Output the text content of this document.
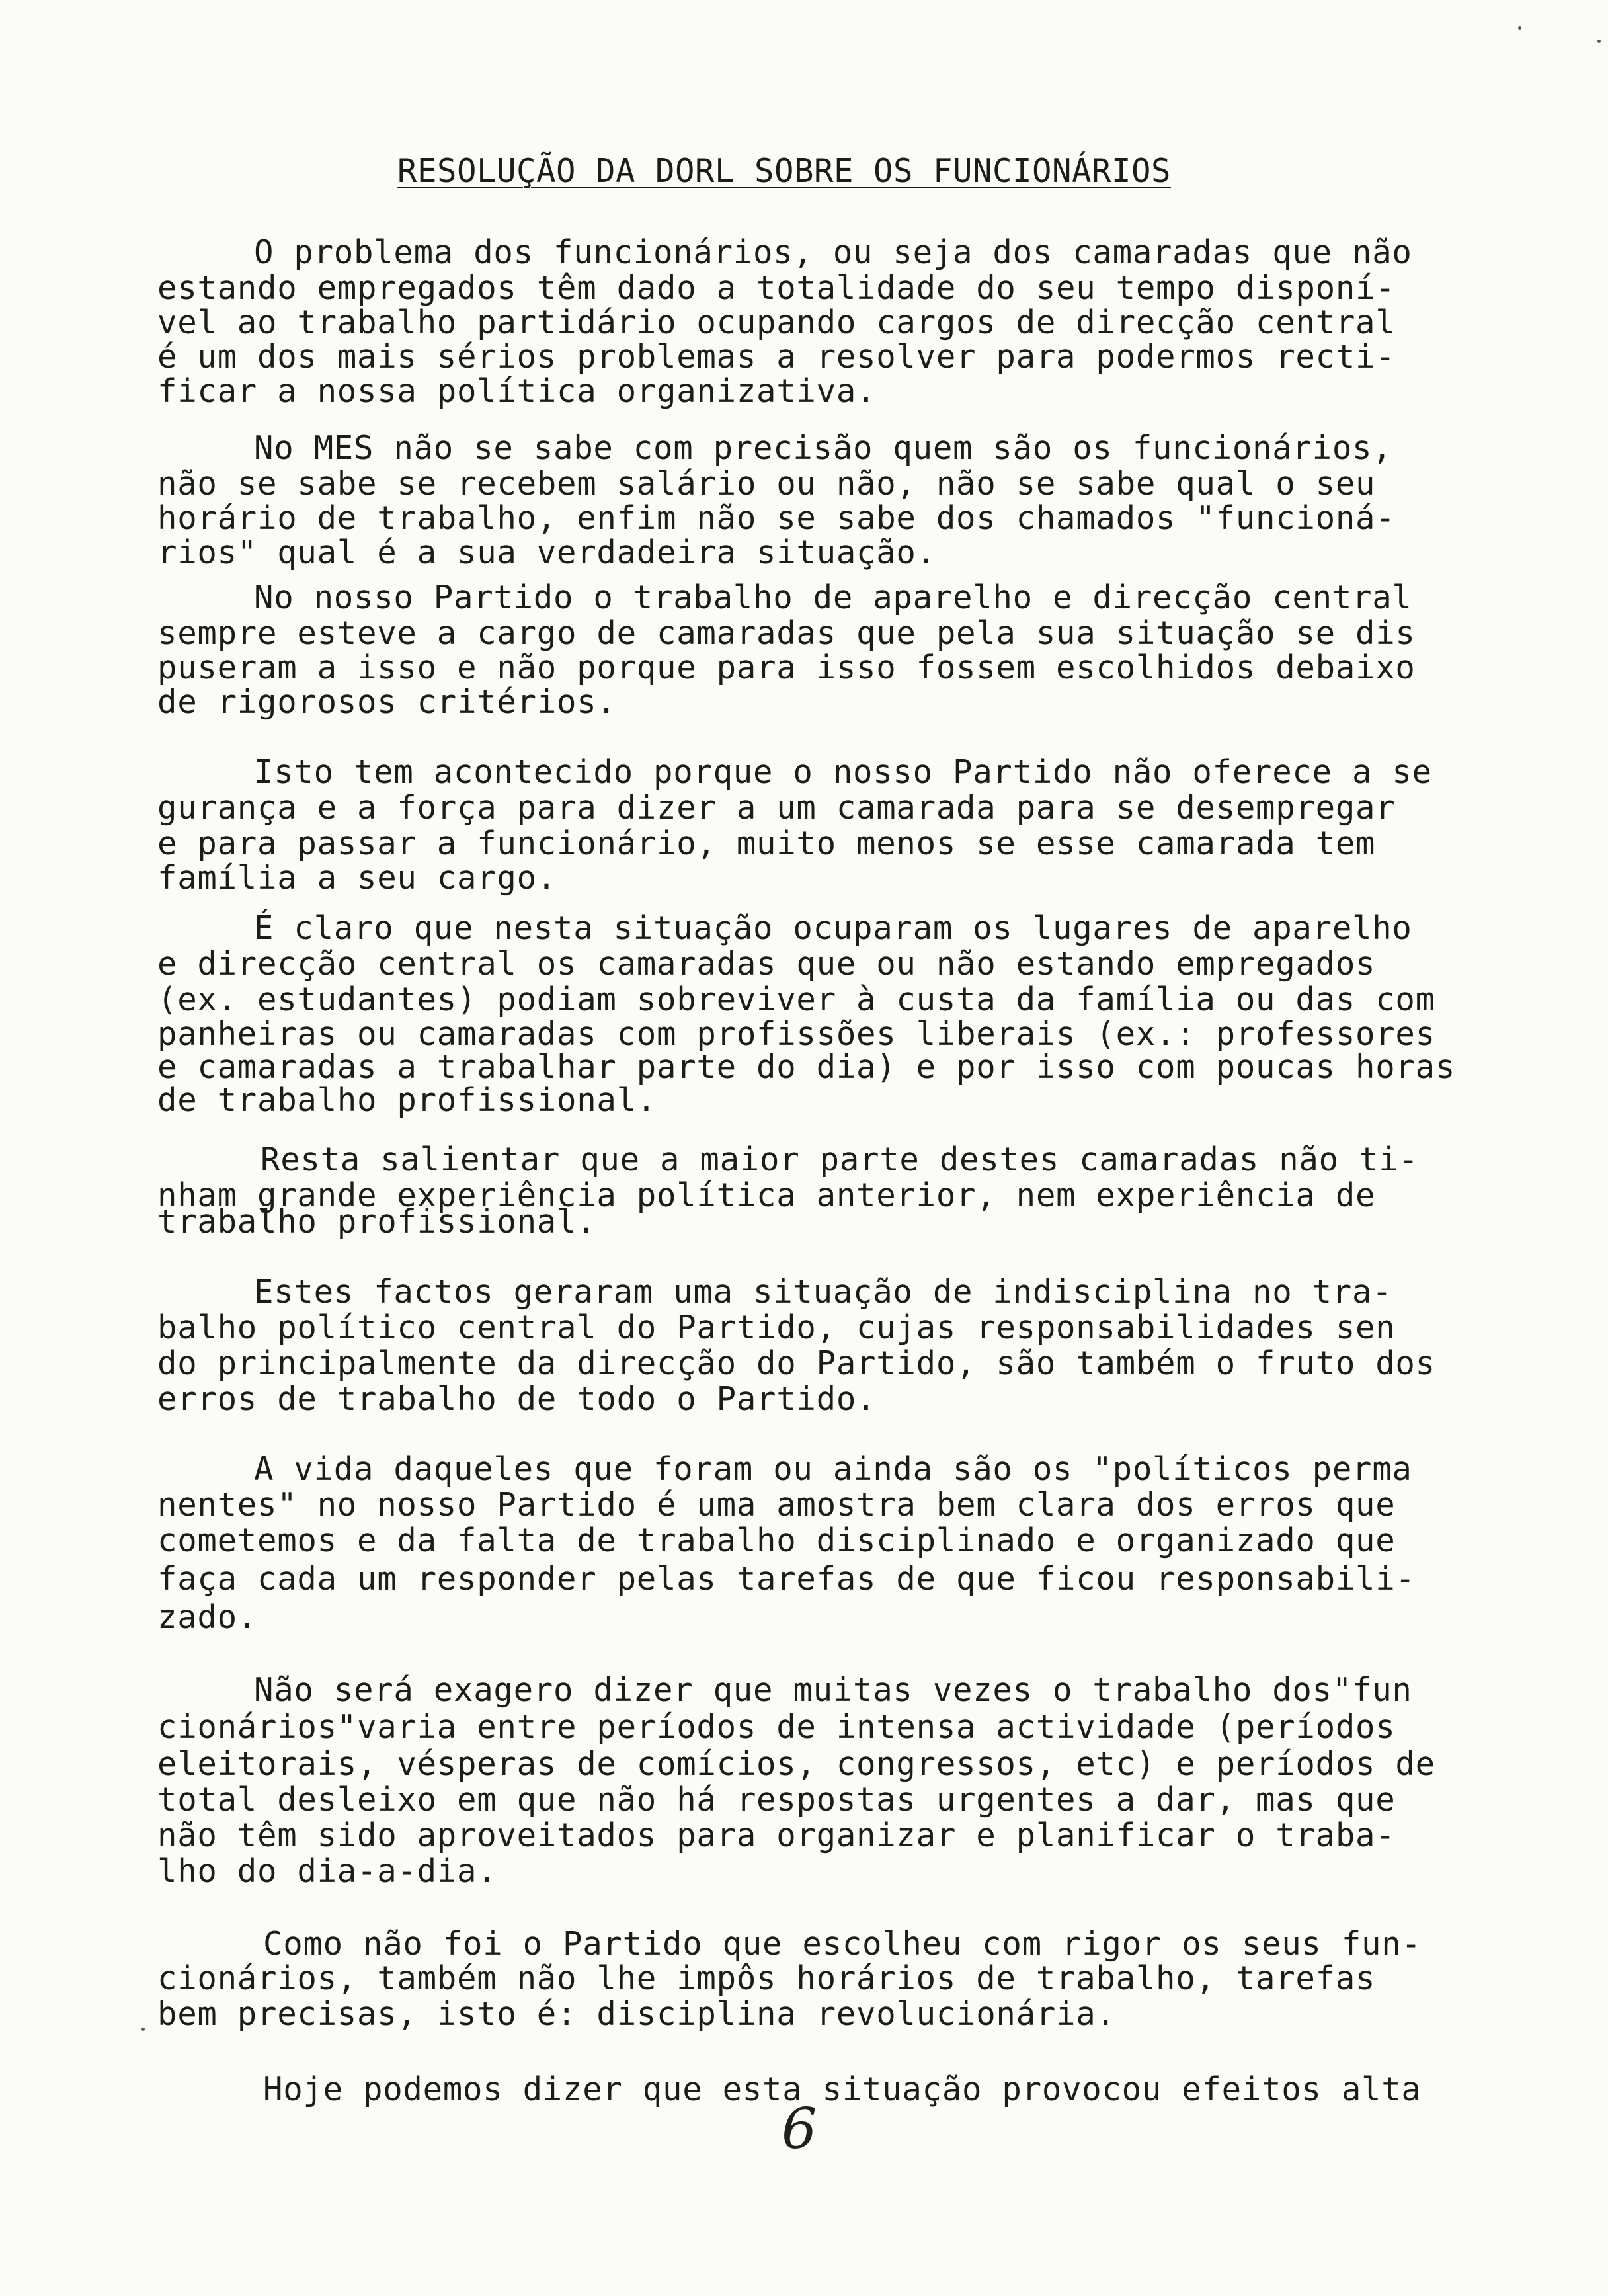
RESOLUÇÃO DA DORL SOBRE OS FUNCIONÁRIOS
O problema dos funcionários, ou seja dos camaradas que não
estando empregados têm dado a totalidade do seu tempo disponí-
vel ao trabalho partidário ocupando cargos de direcção central
é um dos mais sérios problemas a resolver para podermos recti-
ficar a nossa política organizativa.
No MES não se sabe com precisão quem são os funcionários,
não se sabe se recebem salário ou não, não se sabe qual o seu
horário de trabalho, enfim não se sabe dos chamados "funcioná-
rios" qual é a sua verdadeira situação.
No nosso Partido o trabalho de aparelho e direcção central
sempre esteve a cargo de camaradas que pela sua situação se dis
puseram a isso e não porque para isso fossem escolhidos debaixo
de rigorosos critérios.
Isto tem acontecido porque o nosso Partido não oferece a se
gurança e a força para dizer a um camarada para se desempregar
e para passar a funcionário, muito menos se esse camarada tem
família a seu cargo.
É claro que nesta situação ocuparam os lugares de aparelho
e direcção central os camaradas que ou não estando empregados
(ex. estudantes) podiam sobreviver à custa da família ou das com
panheiras ou camaradas com profissões liberais (ex.: professores
e camaradas a trabalhar parte do dia) e por isso com poucas horas
de trabalho profissional.
Resta salientar que a maior parte destes camaradas não ti-
nham grande experiência política anterior, nem experiência de
trabalho profissional.
Estes factos geraram uma situação de indisciplina no tra-
balho político central do Partido, cujas responsabilidades sen
do principalmente da direcção do Partido, são também o fruto dos
erros de trabalho de todo o Partido.
A vida daqueles que foram ou ainda são os "políticos perma
nentes" no nosso Partido é uma amostra bem clara dos erros que
cometemos e da falta de trabalho disciplinado e organizado que
faça cada um responder pelas tarefas de que ficou responsabili-
zado.
Não será exagero dizer que muitas vezes o trabalho dos"fun
cionários"varia entre períodos de intensa actividade (períodos
eleitorais, vésperas de comícios, congressos, etc) e períodos de
total desleixo em que não há respostas urgentes a dar, mas que
não têm sido aproveitados para organizar e planificar o traba-
lho do dia-a-dia.
Como não foi o Partido que escolheu com rigor os seus fun-
cionários, também não lhe impôs horários de trabalho, tarefas
bem precisas, isto é: disciplina revolucionária.
Hoje podemos dizer que esta situação provocou efeitos alta
6
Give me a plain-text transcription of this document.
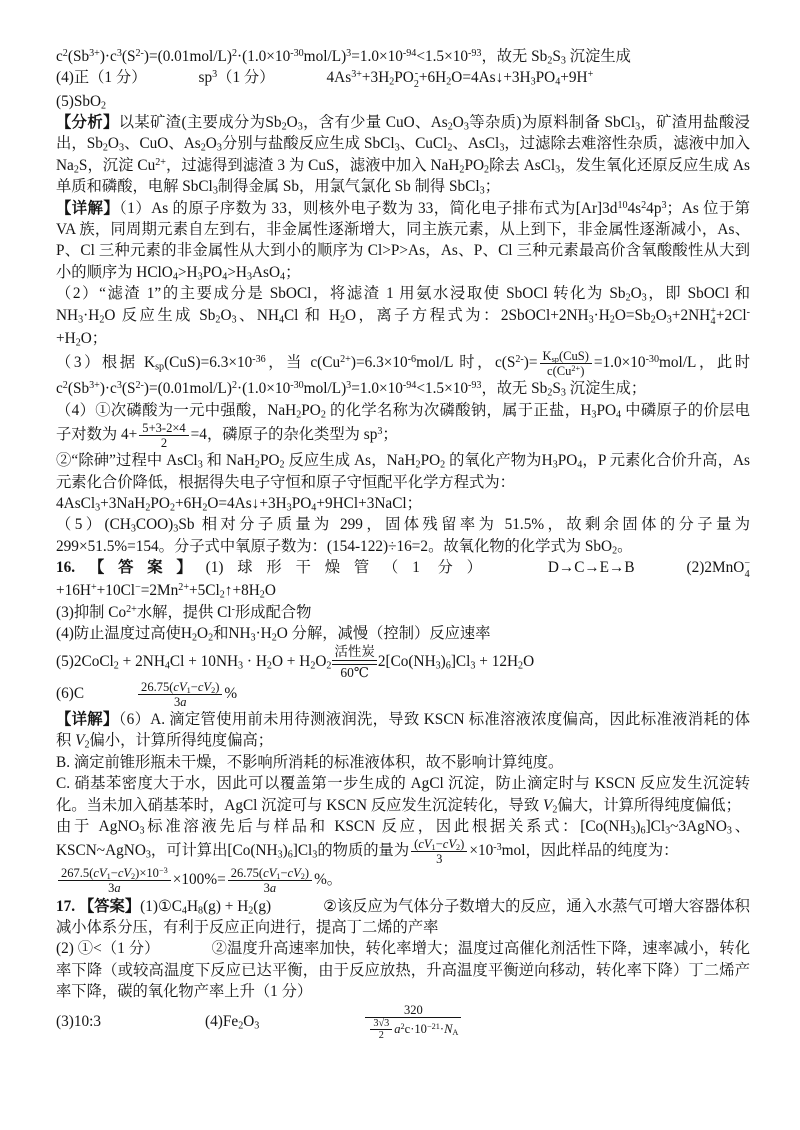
$c^2(Sb^{3+})\cdot c^3(S^{2-})=(0.01mol/L)^2\cdot(1.0\times 10^{-30}mol/L)^3=1.0\times 10^{-94}<1.5\times 10^{-93}$，故无 Sb2S3 沉淀生成
(4)正（1 分）	$sp^3(1$ 分）	$4As^{3+}+3H2PO$ -
2 +6H2O=4As↓+3H3PO4+9H+
(5)SbO2
【分析】以某矿渣(主要成分为Sb2O3，含有少量 CuO、As2O3等杂质)为原料制备 SbCl3，矿渣用盐酸浸出，Sb2O3、CuO、As2O3分别与盐酸反应生成 SbCl3、CuCl2、AsCl3，过滤除去难溶性杂质，滤液中加入 Na2S，沉淀 $Cu^{2+}$，过滤得到滤渣 3 为 CuS，滤液中加入 NaH2PO2除去 AsCl3，发生氧化还原反应生成 As 单质和磷酸，电解 SbCl3制得金属 Sb，用氯气氯化 Sb 制得 SbCl3；
【详解】（1）As 的原子序数为 33，则核外电子数为 33，简化电子排布式为$[Ar]3d^{10}4s^24p^3$；As 位于第 VA 族，同周期元素自左到右，非金属性逐渐增大，同主族元素，从上到下，非金属性逐渐减小，As、P、Cl 三种元素的非金属性从大到小的顺序为 Cl>P>As，As、P、Cl 三种元素最高价含氧酸酸性从大到小的顺序为 HClO4>H3PO4>H3AsO4；
（2）“滤渣 1”的主要成分是 SbOCl，将滤渣 1 用氨水浸取使 SbOCl 转化为 Sb2O3，即 SbOCl 和 NH3·H2O 反应生成 Sb2O3、NH4Cl 和 H2O，离子方程式为：2SbOCl+2NH3·H2O=Sb2O3+2NH +
4 +2Cl-+H2O；
（3）根据 $Ksp(CuS)=6.3\times 10^{-36}$，当 $c(Cu^{2+})=6.3\times 10^{-6}mol/L$ 时，$c(S^{2-})= \frac{\text{Ksp(CuS)}}{c(Cu^{2+})} =1.0\times 10^{-30}mol/L$，此时 $c^2(Sb^{3+})\cdot c^3(S^{2-})=(0.01mol/L)^2\cdot(1.0\times 10^{-30}mol/L)^3=1.0\times 10^{-94}<1.5\times 10^{-93}$，故无 Sb2S3 沉淀生成；
（4）①次磷酸为一元中强酸，NaH2PO2 的化学名称为次磷酸钠，属于正盐，H3PO4 中磷原子的价层电子对数为 $4+ \frac{5+3-2\times 4}{2} =4$，磷原子的杂化类型为 $sp^3$；
②“除砷”过程中 AsCl3 和 NaH2PO2 反应生成 As，NaH2PO2 的氧化产物为H3PO4，P 元素化合价升高，As 元素化合价降低，根据得失电子守恒和原子守恒配平化学方程式为：
4AsCl3+3NaH2PO2+6H2O=4As↓+3H3PO4+9HCl+3NaCl；
（5）(CH3COO)3Sb 相对分子质量为 299，固体残留率为 51.5%，故剩余固体的分子量为 299×51.5%=154。分子式中氧原子数为：(154-122)÷16=2。故氧化物的化学式为 SbO2。
16.【答案】(1)球形干燥管（1 分）	D→C→E→B	(2)2MnO −
4
$+16H^++10Cl^-=2Mn^{2+}+5Cl2↑+8H2O$
(3)抑制 $Co^{2+}$水解，提供 Cl-形成配合物
(4)防止温度过高使H2O2和NH3·H2O 分解，减慢（控制）反应速率
(5)2CoCl2 + 2NH4Cl + 10NH3 · H2O + H2O2
活性炭
60℃
2[Co(NH3)6]Cl3 + 12H2O
(6)C	$\frac{26.75(cV1-cV2)}{3a}$ %
【详解】（6）A. 滴定管使用前未用待测液润洗，导致 KSCN 标准溶液浓度偏高，因此标准液消耗的体积 V2偏小，计算所得纯度偏高；
B. 滴定前锥形瓶未干燥，不影响所消耗的标准液体积，故不影响计算纯度。
C. 硝基苯密度大于水，因此可以覆盖第一步生成的 AgCl 沉淀，防止滴定时与 KSCN 反应发生沉淀转化。当未加入硝基苯时，AgCl 沉淀可与 KSCN 反应发生沉淀转化，导致 V2偏大，计算所得纯度偏低；
由于 AgNO3标准溶液先后与样品和 KSCN 反应，因此根据关系式：[Co(NH3)6]Cl3~3AgNO3、KSCN~AgNO3，可计算出[Co(NH3)6]Cl3的物质的量为 $\frac{(cV1-cV2)}{3} \times 10^{-3}mol$，因此样品的纯度为：
$\frac{267.5(cV1-cV2)\times 10^{-3}}{3a} \times 100\%= \frac{26.75(cV1-cV2)}{3a}$ %。
17. 【答案】(1)①C4H8(g) + H2(g)	②该反应为气体分子数增大的反应，通入水蒸气可增大容器体积减小体系分压，有利于反应正向进行，提高丁二烯的产率
(2) ①<（1 分）	②温度升高速率加快，转化率增大；温度过高催化剂活性下降，速率减小，转化率下降（或较高温度下反应已达平衡，由于反应放热，升高温度平衡逆向移动，转化率下降）丁二烯产率下降，碳的氧化物产率上升（1 分）
(3)10:3	(4)Fe2O3	$\frac{320}{\frac{3√3}{2} a^2c\cdot 10^{-21}\cdot NA}$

__Set task__:
From the records above, work out how many lines contain the string "times". Give only the number.

__Output below__:
5